_Objective_
Output every line of the entries from the line containing "Transcribe this image's" through the last, exactly, with no other content.

_Material_
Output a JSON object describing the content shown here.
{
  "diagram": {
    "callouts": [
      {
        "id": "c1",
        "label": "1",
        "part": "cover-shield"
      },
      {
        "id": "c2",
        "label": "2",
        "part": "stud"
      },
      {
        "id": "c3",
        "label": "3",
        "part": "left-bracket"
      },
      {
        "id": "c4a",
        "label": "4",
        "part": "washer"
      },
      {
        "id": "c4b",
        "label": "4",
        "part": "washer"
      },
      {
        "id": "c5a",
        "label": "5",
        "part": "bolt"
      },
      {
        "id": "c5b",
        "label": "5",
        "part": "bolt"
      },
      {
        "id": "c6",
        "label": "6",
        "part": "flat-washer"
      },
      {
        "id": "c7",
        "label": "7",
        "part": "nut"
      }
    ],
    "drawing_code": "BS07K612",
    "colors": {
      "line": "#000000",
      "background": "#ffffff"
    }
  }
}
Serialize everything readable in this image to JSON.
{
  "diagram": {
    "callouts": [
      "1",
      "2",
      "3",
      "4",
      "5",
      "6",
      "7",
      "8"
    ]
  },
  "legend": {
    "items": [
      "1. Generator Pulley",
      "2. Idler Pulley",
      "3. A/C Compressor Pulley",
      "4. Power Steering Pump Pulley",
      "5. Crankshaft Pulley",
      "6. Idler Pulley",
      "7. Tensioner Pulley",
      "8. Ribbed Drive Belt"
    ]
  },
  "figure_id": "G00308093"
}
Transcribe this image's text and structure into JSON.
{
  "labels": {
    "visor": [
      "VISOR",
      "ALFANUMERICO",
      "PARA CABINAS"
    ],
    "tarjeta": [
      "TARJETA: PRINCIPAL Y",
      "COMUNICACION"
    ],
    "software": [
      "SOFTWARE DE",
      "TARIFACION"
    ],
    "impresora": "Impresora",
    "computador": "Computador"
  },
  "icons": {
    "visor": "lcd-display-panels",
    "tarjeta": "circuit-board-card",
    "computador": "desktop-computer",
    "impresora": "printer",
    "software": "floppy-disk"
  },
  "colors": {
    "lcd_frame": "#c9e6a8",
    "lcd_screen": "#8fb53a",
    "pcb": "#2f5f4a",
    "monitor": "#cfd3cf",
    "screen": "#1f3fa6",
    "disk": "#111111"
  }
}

_Full response_
Transcribe this image's text and structure into JSON.
{
  "labels": {
    "visor": [
      "VISOR",
      "ALFANUMERICO",
      "PARA CABINAS"
    ],
    "tarjeta": [
      "TARJETA: PRINCIPAL Y",
      "COMUNICACION"
    ],
    "software": [
      "SOFTWARE DE",
      "TARIFACION"
    ],
    "impresora": "Impresora",
    "computador": "Computador"
  },
  "icons": {
    "visor": "lcd-display-panels",
    "tarjeta": "circuit-board-card",
    "computador": "desktop-computer",
    "impresora": "printer",
    "software": "floppy-disk"
  },
  "colors": {
    "lcd_frame": "#c9e6a8",
    "lcd_screen": "#8fb53a",
    "pcb": "#2f5f4a",
    "monitor": "#cfd3cf",
    "screen": "#1f3fa6",
    "disk": "#111111"
  }
}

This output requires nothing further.